> **Given task**
Each record is to be printed again precisely as it reads.

**** Records for processing ****

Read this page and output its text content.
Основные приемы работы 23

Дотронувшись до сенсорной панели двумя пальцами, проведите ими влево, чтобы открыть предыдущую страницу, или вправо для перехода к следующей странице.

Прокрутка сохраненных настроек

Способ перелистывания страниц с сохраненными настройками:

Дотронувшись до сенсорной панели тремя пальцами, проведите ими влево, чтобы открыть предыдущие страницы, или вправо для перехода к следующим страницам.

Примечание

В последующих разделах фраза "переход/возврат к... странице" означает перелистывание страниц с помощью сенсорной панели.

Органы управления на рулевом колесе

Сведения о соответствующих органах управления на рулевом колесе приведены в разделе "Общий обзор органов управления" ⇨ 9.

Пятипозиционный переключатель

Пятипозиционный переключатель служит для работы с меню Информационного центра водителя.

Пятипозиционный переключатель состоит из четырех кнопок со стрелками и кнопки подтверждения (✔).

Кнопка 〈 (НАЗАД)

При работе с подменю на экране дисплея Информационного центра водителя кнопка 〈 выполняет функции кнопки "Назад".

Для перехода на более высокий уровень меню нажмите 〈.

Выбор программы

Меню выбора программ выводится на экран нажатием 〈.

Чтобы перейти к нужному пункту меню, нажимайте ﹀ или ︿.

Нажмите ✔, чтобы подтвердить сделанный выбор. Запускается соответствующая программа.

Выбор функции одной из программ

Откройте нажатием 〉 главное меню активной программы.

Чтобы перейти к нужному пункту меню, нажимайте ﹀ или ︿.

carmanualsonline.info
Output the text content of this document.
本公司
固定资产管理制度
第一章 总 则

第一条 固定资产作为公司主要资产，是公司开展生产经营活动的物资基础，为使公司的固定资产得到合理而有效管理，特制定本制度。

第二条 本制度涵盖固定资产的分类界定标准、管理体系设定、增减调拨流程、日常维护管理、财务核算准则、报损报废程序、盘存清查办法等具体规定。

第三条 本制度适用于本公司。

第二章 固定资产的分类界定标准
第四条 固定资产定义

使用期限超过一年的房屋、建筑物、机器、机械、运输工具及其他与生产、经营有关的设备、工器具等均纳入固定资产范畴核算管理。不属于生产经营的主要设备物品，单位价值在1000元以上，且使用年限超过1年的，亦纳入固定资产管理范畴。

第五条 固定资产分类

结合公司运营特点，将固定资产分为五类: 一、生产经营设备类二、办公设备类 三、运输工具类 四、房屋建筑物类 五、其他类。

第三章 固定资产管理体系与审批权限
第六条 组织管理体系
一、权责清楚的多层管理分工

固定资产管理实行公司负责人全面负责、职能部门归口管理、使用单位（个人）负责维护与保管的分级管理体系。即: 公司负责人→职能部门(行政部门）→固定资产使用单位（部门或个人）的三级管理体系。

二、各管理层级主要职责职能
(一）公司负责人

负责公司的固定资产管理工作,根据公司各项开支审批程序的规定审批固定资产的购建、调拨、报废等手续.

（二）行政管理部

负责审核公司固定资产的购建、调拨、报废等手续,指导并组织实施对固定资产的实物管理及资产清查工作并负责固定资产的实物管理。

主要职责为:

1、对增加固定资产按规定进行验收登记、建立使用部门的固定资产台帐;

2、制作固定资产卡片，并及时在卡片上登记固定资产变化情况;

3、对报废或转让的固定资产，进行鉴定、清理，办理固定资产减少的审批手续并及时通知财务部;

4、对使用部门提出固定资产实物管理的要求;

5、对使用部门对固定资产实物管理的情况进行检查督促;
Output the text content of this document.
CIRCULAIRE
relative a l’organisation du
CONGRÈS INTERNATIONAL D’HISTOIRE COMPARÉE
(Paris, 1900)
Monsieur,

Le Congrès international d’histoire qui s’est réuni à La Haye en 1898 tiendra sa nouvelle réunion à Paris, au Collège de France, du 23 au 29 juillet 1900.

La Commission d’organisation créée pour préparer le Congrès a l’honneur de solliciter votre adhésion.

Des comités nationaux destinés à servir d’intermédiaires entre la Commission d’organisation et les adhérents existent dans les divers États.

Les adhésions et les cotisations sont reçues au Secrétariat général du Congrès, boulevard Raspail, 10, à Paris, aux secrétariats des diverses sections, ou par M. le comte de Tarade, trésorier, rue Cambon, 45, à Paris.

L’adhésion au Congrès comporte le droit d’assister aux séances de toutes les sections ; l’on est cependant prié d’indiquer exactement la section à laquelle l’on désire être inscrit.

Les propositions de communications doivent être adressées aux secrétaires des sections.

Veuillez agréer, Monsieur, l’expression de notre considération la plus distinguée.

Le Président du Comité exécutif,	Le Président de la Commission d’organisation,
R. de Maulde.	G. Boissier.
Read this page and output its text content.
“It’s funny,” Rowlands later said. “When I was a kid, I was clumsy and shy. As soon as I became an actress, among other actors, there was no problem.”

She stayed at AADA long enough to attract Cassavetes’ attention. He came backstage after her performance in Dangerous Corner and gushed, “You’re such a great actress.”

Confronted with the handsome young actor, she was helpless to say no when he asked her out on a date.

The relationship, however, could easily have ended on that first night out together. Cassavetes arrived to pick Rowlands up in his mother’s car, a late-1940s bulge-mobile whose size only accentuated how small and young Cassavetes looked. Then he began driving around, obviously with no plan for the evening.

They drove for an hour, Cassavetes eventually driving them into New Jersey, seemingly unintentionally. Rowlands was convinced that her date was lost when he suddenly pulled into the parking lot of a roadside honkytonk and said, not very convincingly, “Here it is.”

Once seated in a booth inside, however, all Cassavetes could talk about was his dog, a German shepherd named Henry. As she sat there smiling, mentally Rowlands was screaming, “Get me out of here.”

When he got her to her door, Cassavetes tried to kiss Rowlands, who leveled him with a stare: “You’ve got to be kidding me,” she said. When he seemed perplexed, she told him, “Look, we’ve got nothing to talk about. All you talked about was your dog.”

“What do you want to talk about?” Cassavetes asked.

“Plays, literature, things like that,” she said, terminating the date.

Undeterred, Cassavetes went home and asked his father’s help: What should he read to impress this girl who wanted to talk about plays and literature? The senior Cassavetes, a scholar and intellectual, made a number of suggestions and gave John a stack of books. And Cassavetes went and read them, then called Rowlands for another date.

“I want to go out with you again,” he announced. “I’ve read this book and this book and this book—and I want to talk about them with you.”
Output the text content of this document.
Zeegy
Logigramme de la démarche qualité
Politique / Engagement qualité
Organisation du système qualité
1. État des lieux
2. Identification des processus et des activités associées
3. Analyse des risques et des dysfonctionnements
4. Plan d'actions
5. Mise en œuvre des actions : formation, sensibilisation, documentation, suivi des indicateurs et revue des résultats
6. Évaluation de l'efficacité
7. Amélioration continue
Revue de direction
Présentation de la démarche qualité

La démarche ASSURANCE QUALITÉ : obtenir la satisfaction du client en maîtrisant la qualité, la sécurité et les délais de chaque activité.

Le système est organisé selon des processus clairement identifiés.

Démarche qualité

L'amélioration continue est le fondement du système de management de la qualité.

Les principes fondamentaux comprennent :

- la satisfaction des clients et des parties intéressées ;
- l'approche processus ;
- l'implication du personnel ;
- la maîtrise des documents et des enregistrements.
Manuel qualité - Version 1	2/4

****

> **Response to this task**
Read this page and output its text content.
Основные приемы работы 23

Дотронувшись до сенсорной панели двумя пальцами, проведите ими влево, чтобы открыть предыдущую страницу, или вправо для перехода к следующей странице.

Прокрутка сохраненных настроек

Способ перелистывания страниц с сохраненными настройками:

Дотронувшись до сенсорной панели тремя пальцами, проведите ими влево, чтобы открыть предыдущие страницы, или вправо для перехода к следующим страницам.

Примечание

В последующих разделах фраза "переход/возврат к... странице" означает перелистывание страниц с помощью сенсорной панели.

Органы управления на рулевом колесе

Сведения о соответствующих органах управления на рулевом колесе приведены в разделе "Общий обзор органов управления" ⇨ 9.

Пятипозиционный переключатель

Пятипозиционный переключатель служит для работы с меню Информационного центра водителя.

Пятипозиционный переключатель состоит из четырех кнопок со стрелками и кнопки подтверждения (✔).

Кнопка 〈 (НАЗАД)

При работе с подменю на экране дисплея Информационного центра водителя кнопка 〈 выполняет функции кнопки "Назад".

Для перехода на более высокий уровень меню нажмите 〈.

Выбор программы

Меню выбора программ выводится на экран нажатием 〈.

Чтобы перейти к нужному пункту меню, нажимайте ﹀ или ︿.

Нажмите ✔, чтобы подтвердить сделанный выбор. Запускается соответствующая программа.

Выбор функции одной из программ

Откройте нажатием 〉 главное меню активной программы.

Чтобы перейти к нужному пункту меню, нажимайте ﹀ или ︿.

carmanualsonline.info
Output the text content of this document.
本公司
固定资产管理制度
第一章 总 则

第一条 固定资产作为公司主要资产，是公司开展生产经营活动的物资基础，为使公司的固定资产得到合理而有效管理，特制定本制度。

第二条 本制度涵盖固定资产的分类界定标准、管理体系设定、增减调拨流程、日常维护管理、财务核算准则、报损报废程序、盘存清查办法等具体规定。

第三条 本制度适用于本公司。

第二章 固定资产的分类界定标准
第四条 固定资产定义

使用期限超过一年的房屋、建筑物、机器、机械、运输工具及其他与生产、经营有关的设备、工器具等均纳入固定资产范畴核算管理。不属于生产经营的主要设备物品，单位价值在1000元以上，且使用年限超过1年的，亦纳入固定资产管理范畴。

第五条 固定资产分类

结合公司运营特点，将固定资产分为五类: 一、生产经营设备类二、办公设备类 三、运输工具类 四、房屋建筑物类 五、其他类。

第三章 固定资产管理体系与审批权限
第六条 组织管理体系
一、权责清楚的多层管理分工

固定资产管理实行公司负责人全面负责、职能部门归口管理、使用单位（个人）负责维护与保管的分级管理体系。即: 公司负责人→职能部门(行政部门）→固定资产使用单位（部门或个人）的三级管理体系。

二、各管理层级主要职责职能
(一）公司负责人

负责公司的固定资产管理工作,根据公司各项开支审批程序的规定审批固定资产的购建、调拨、报废等手续.

（二）行政管理部

负责审核公司固定资产的购建、调拨、报废等手续,指导并组织实施对固定资产的实物管理及资产清查工作并负责固定资产的实物管理。

主要职责为:

1、对增加固定资产按规定进行验收登记、建立使用部门的固定资产台帐;

2、制作固定资产卡片，并及时在卡片上登记固定资产变化情况;

3、对报废或转让的固定资产，进行鉴定、清理，办理固定资产减少的审批手续并及时通知财务部;

4、对使用部门提出固定资产实物管理的要求;

5、对使用部门对固定资产实物管理的情况进行检查督促;
Output the text content of this document.
CIRCULAIRE
relative a l’organisation du
CONGRÈS INTERNATIONAL D’HISTOIRE COMPARÉE
(Paris, 1900)
Monsieur,

Le Congrès international d’histoire qui s’est réuni à La Haye en 1898 tiendra sa nouvelle réunion à Paris, au Collège de France, du 23 au 29 juillet 1900.

La Commission d’organisation créée pour préparer le Congrès a l’honneur de solliciter votre adhésion.

Des comités nationaux destinés à servir d’intermédiaires entre la Commission d’organisation et les adhérents existent dans les divers États.

Les adhésions et les cotisations sont reçues au Secrétariat général du Congrès, boulevard Raspail, 10, à Paris, aux secrétariats des diverses sections, ou par M. le comte de Tarade, trésorier, rue Cambon, 45, à Paris.

L’adhésion au Congrès comporte le droit d’assister aux séances de toutes les sections ; l’on est cependant prié d’indiquer exactement la section à laquelle l’on désire être inscrit.

Les propositions de communications doivent être adressées aux secrétaires des sections.

Veuillez agréer, Monsieur, l’expression de notre considération la plus distinguée.

Le Président du Comité exécutif,	Le Président de la Commission d’organisation,
R. de Maulde.	G. Boissier.
Read this page and output its text content.
“It’s funny,” Rowlands later said. “When I was a kid, I was clumsy and shy. As soon as I became an actress, among other actors, there was no problem.”

She stayed at AADA long enough to attract Cassavetes’ attention. He came backstage after her performance in Dangerous Corner and gushed, “You’re such a great actress.”

Confronted with the handsome young actor, she was helpless to say no when he asked her out on a date.

The relationship, however, could easily have ended on that first night out together. Cassavetes arrived to pick Rowlands up in his mother’s car, a late-1940s bulge-mobile whose size only accentuated how small and young Cassavetes looked. Then he began driving around, obviously with no plan for the evening.

They drove for an hour, Cassavetes eventually driving them into New Jersey, seemingly unintentionally. Rowlands was convinced that her date was lost when he suddenly pulled into the parking lot of a roadside honkytonk and said, not very convincingly, “Here it is.”

Once seated in a booth inside, however, all Cassavetes could talk about was his dog, a German shepherd named Henry. As she sat there smiling, mentally Rowlands was screaming, “Get me out of here.”

When he got her to her door, Cassavetes tried to kiss Rowlands, who leveled him with a stare: “You’ve got to be kidding me,” she said. When he seemed perplexed, she told him, “Look, we’ve got nothing to talk about. All you talked about was your dog.”

“What do you want to talk about?” Cassavetes asked.

“Plays, literature, things like that,” she said, terminating the date.

Undeterred, Cassavetes went home and asked his father’s help: What should he read to impress this girl who wanted to talk about plays and literature? The senior Cassavetes, a scholar and intellectual, made a number of suggestions and gave John a stack of books. And Cassavetes went and read them, then called Rowlands for another date.

“I want to go out with you again,” he announced. “I’ve read this book and this book and this book—and I want to talk about them with you.”
Output the text content of this document.
Zeegy
Logigramme de la démarche qualité
Politique / Engagement qualité
Organisation du système qualité
1. État des lieux
2. Identification des processus et des activités associées
3. Analyse des risques et des dysfonctionnements
4. Plan d'actions
5. Mise en œuvre des actions : formation, sensibilisation, documentation, suivi des indicateurs et revue des résultats
6. Évaluation de l'efficacité
7. Amélioration continue
Revue de direction
Présentation de la démarche qualité

La démarche ASSURANCE QUALITÉ : obtenir la satisfaction du client en maîtrisant la qualité, la sécurité et les délais de chaque activité.

Le système est organisé selon des processus clairement identifiés.

Démarche qualité

L'amélioration continue est le fondement du système de management de la qualité.

Les principes fondamentaux comprennent :

- la satisfaction des clients et des parties intéressées ;
- l'approche processus ;
- l'implication du personnel ;
- la maîtrise des documents et des enregistrements.
Manuel qualité - Version 1	2/4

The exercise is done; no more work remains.